Problem details: Carry on the Impala SQL operators documentation from the point where it stops.

## BEGIN Document extract

This is the documentation for Cloudera Impala 1.4.x.
Documentation for other versions is available at Cloudera.com.

SQL Operators

SQL operators are a class of comparison functions that are widely used within the WHERE clauses of SELECT statements.

Continue reading:

Arithmetic Operators

The arithmetic operators use expressions with a left-hand argument, the operator, and then (in most cases) a right-hand argument.

  • + and -: Can be used either as unary or binary operators.
    • With unary notation, such as +5, -2.5, or -col_name, they multiply their single numeric argument by +1 or -1. Therefore, unary + returns its argument unchanged, while unary - flips the sign of its argument. Although you can double up these operators in expressions such as ++5 (always positive) or -+2 or +-2 (both always negative), you cannot double the unary minus operator because -- is interpreted as the start of a comment. (You can use a double unary minus operator if you separate the - characters, for example with a space or parentheses.)

    • With binary notation, such as 2+2, 5-2.5, or col1 + col2, they add or subtract respectively the right-hand argument to (or from) the left-hand argument. Both arguments must be of numeric types.

  • * and /: Multiplication and division respectively. Both arguments must be of numeric types.

## END Document extract
## BEGIN Data listing

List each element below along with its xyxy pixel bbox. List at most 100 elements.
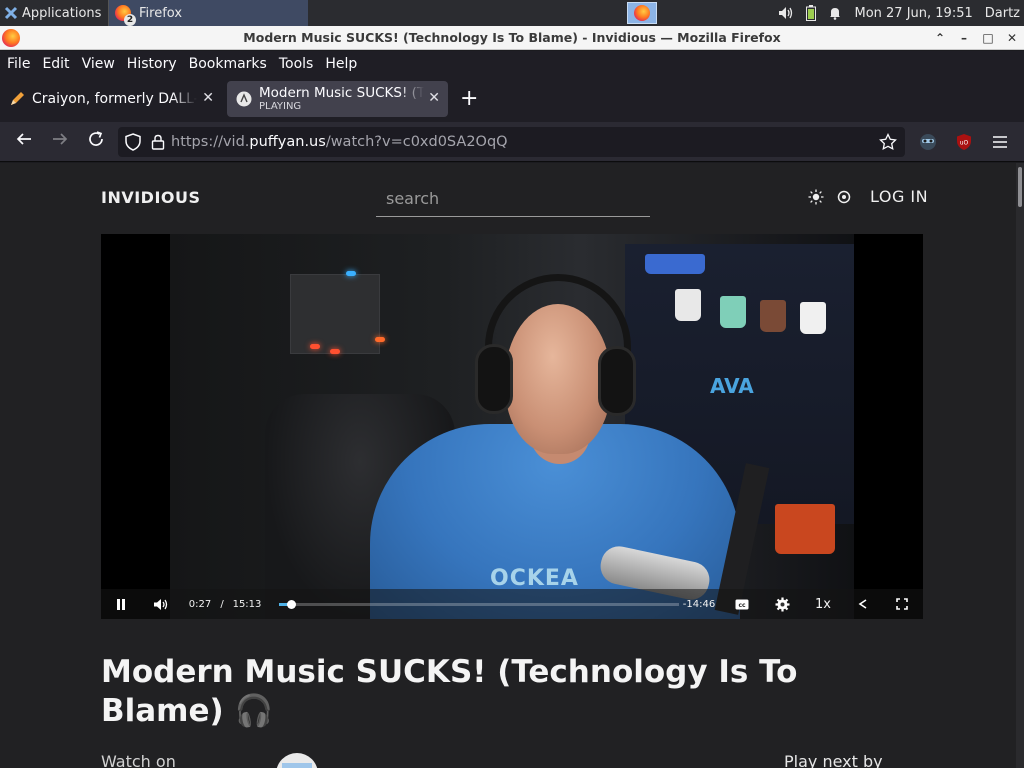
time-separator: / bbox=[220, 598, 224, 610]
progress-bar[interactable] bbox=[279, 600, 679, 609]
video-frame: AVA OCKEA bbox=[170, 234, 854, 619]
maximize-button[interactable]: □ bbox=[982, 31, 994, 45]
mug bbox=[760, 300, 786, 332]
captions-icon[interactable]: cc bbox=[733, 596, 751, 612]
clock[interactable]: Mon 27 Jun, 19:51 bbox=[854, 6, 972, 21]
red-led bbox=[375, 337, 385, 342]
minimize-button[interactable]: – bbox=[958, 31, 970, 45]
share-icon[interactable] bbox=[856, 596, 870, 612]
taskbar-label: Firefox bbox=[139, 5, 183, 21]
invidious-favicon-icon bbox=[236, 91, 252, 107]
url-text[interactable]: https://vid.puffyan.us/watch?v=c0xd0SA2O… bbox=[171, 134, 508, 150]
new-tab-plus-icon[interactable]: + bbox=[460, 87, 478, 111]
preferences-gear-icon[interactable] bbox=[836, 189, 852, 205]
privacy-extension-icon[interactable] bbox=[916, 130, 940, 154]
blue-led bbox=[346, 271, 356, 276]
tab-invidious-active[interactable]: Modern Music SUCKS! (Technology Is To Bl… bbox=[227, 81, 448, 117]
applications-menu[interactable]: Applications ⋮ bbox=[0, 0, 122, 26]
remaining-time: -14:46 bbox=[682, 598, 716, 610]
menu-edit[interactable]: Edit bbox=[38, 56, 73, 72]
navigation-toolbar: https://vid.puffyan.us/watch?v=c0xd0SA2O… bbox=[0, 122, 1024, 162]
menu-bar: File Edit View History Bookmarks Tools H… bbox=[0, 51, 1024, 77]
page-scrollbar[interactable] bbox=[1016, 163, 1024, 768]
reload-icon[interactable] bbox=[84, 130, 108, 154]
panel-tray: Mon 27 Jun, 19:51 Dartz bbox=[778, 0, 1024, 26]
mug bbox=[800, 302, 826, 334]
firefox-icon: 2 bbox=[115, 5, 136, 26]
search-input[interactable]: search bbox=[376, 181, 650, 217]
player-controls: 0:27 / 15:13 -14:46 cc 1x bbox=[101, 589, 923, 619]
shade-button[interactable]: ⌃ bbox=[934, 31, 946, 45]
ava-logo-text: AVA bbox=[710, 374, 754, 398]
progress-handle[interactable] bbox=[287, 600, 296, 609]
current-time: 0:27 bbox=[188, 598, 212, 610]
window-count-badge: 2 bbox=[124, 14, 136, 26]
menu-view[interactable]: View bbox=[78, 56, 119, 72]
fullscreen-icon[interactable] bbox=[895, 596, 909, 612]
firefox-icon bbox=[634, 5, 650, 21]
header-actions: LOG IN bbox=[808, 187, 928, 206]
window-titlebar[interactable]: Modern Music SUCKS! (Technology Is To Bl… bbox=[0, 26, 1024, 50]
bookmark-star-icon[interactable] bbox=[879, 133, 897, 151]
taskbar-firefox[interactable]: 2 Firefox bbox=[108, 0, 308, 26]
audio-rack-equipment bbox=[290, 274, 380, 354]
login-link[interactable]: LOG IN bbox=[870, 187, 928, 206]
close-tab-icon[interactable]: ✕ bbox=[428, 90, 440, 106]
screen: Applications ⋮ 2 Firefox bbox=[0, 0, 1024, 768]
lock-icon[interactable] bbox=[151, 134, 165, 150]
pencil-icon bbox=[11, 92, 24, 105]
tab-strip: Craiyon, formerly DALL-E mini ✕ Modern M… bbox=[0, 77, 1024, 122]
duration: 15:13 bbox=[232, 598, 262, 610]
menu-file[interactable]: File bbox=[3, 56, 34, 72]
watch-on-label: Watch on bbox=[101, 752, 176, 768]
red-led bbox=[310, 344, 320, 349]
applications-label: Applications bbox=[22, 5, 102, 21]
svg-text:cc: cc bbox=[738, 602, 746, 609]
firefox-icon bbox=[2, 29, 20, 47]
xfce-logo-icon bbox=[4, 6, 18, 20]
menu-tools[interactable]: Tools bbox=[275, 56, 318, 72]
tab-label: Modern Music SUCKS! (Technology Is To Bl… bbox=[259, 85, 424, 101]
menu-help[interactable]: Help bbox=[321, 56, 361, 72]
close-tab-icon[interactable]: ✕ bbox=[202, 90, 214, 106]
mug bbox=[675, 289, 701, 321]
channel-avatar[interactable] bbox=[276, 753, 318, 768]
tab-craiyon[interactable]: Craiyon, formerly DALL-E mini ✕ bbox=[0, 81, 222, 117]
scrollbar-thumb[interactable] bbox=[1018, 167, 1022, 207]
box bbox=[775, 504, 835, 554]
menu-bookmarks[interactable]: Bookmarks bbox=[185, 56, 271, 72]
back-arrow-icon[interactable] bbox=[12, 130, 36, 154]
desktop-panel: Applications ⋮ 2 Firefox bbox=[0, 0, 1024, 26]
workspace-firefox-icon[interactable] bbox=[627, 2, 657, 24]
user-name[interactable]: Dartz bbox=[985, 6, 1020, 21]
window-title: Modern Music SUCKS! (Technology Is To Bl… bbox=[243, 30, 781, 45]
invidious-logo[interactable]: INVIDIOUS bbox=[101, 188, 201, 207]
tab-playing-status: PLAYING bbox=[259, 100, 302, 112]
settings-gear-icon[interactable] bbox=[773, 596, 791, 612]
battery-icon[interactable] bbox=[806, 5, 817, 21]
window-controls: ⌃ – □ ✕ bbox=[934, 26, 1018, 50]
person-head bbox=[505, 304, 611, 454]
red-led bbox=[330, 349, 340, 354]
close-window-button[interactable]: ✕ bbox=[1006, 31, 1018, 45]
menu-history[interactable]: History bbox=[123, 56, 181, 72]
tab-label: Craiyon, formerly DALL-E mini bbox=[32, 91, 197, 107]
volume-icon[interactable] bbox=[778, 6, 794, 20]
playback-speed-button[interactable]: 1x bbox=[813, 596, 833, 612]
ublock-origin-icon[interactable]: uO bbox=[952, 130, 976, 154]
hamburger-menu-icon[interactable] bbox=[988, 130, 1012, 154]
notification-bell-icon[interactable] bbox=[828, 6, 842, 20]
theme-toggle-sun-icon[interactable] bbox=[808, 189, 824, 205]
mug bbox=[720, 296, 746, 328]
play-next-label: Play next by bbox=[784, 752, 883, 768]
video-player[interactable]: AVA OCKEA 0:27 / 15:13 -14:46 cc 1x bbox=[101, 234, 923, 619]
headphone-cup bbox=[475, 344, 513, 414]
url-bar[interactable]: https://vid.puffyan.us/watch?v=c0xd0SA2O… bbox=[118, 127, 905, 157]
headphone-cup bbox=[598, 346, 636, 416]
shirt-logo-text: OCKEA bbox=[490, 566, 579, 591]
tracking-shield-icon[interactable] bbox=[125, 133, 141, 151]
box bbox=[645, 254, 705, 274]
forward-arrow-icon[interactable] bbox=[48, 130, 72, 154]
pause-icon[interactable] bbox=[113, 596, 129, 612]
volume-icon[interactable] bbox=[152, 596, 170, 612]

## END Data listing

Exercise result:
    When multiplying, the shorter argument is promoted if necessary (such as SMALLINT to INT or BIGINT, or FLOAT to DOUBLE), and then the result is promoted again to the next larger type. Thus, multiplying a TINYINT and an INT produces a BIGINT result. Multiplying a FLOAT and a FLOAT produces a DOUBLE result. Multiplying a FLOAT and a DOUBLE or a DOUBLE and a DOUBLE produces a DECIMAL(38,17), because DECIMAL values can represent much larger and more precise values than DOUBLE.

    When dividing, Impala always treats the arguments and result as DOUBLE values to avoid losing precision. If you need to insert the results of a division operation into a FLOAT column, use the CAST() function to convert the result to the correct type.

  • %: Modulo operator. Returns the remainder of the left-hand argument divided by the right-hand argument. Both arguments must be of one of the integer types.

  • &, |, and ^: Bitwise operators that return the logical AND, logical OR, or logical XOR (exclusive OR) of their argument values. Both arguments must be of one of the integer types. If the arguments are of different type, the argument with the smaller type is implicitly extended to match the argument with the longer type.

You can chain a sequence of arithmetic expressions, optionally grouping them with parentheses.

The arithmetic operators generally do not have equivalent calling conventions using functional notation. For example, there is no MOD() function equivalent to the % modulo operator. Conversely, there are some arithmetic functions that do not have a corresponding operator. For example, for exponentiation you use the POW() function, but there is no ** exponentiation operator. See Mathematical Functions for the arithmetic functions you can use.

BETWEEN Operator

In a WHERE clause, compares an expression to both a lower and upper bound. The comparison is successful is the expression is greater than or equal to the lower bound, and less than or equal to the upper bound. If the bound values are switched, so the lower bound is greater than the upper bound, does not match any values.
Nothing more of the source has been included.